GOAL OF THE EXERCISE:
Report all lines from the entries below in which "Fulcher" appears.
§
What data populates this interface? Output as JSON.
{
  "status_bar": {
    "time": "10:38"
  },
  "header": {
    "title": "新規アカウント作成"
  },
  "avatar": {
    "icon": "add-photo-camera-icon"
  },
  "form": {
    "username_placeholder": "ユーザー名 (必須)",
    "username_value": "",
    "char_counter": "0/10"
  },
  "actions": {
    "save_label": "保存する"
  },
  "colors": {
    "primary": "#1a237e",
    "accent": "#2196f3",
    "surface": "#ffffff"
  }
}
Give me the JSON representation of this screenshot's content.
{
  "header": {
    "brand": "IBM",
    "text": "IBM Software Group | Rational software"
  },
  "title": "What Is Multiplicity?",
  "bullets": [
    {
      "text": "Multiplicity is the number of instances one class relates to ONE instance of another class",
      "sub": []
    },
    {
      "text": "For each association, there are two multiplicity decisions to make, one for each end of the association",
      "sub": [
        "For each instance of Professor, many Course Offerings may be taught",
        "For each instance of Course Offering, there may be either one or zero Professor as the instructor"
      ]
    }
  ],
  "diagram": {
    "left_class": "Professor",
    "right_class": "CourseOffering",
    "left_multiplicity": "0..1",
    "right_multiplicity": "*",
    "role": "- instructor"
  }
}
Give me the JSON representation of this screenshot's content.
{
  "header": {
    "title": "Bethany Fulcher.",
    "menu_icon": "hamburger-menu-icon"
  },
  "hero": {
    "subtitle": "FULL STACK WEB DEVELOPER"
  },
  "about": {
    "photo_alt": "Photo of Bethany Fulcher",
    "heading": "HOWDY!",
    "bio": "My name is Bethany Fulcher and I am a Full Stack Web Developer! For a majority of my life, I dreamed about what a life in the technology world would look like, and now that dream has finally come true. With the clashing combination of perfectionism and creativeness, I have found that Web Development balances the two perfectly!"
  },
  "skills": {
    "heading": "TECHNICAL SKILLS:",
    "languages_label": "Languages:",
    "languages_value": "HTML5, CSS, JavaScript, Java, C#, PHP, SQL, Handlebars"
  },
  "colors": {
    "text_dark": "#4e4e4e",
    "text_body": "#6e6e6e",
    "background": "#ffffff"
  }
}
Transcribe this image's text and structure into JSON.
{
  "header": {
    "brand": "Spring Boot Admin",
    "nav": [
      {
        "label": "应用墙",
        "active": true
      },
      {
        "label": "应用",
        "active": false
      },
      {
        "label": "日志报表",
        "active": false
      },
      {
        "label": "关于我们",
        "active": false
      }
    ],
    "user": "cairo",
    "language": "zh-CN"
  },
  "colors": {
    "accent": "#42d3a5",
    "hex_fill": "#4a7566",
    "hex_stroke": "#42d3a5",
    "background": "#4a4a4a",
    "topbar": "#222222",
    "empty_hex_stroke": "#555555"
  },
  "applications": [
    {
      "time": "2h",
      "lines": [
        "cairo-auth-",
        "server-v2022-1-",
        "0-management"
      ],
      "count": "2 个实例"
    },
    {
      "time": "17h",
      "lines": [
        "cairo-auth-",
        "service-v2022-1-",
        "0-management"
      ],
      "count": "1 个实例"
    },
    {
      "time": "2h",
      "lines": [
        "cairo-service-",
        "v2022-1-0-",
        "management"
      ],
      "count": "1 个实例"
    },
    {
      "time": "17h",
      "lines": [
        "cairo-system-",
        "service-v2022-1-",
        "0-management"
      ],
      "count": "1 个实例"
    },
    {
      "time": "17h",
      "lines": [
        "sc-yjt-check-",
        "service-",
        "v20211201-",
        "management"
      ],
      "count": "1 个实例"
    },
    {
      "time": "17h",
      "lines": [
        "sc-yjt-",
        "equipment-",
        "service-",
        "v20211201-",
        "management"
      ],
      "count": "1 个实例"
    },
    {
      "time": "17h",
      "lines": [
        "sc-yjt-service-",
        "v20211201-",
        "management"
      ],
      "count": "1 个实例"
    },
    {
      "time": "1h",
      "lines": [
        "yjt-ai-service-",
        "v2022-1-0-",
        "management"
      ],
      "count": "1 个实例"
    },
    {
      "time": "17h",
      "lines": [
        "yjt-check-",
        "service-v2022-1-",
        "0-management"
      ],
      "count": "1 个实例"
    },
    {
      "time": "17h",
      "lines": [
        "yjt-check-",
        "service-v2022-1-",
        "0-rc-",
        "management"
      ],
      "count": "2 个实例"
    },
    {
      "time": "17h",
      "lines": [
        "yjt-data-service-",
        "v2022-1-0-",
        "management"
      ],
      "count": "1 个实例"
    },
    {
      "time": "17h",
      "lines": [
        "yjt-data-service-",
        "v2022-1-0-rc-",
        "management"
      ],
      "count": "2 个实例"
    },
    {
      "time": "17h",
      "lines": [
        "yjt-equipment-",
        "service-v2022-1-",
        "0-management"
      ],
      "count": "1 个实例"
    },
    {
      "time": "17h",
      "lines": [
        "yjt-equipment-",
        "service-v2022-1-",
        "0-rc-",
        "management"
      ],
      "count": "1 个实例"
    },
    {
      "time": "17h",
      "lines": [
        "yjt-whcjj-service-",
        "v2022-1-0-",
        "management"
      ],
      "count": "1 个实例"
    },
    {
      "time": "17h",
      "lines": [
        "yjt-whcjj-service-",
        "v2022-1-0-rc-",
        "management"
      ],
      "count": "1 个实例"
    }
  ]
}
§
OUTPUT OF THE TASK:
    "title": "Bethany Fulcher.",
    "photo_alt": "Photo of Bethany Fulcher",
    "bio": "My name is Bethany Fulcher and I am a Full Stack Web Developer! For a majority of my life, I dreamed about what a life in the technology world would look like, and now that dream has finally come true. With the clashing combination of perfectionism and creativeness, I have found that Web Development balances the two perfectly!"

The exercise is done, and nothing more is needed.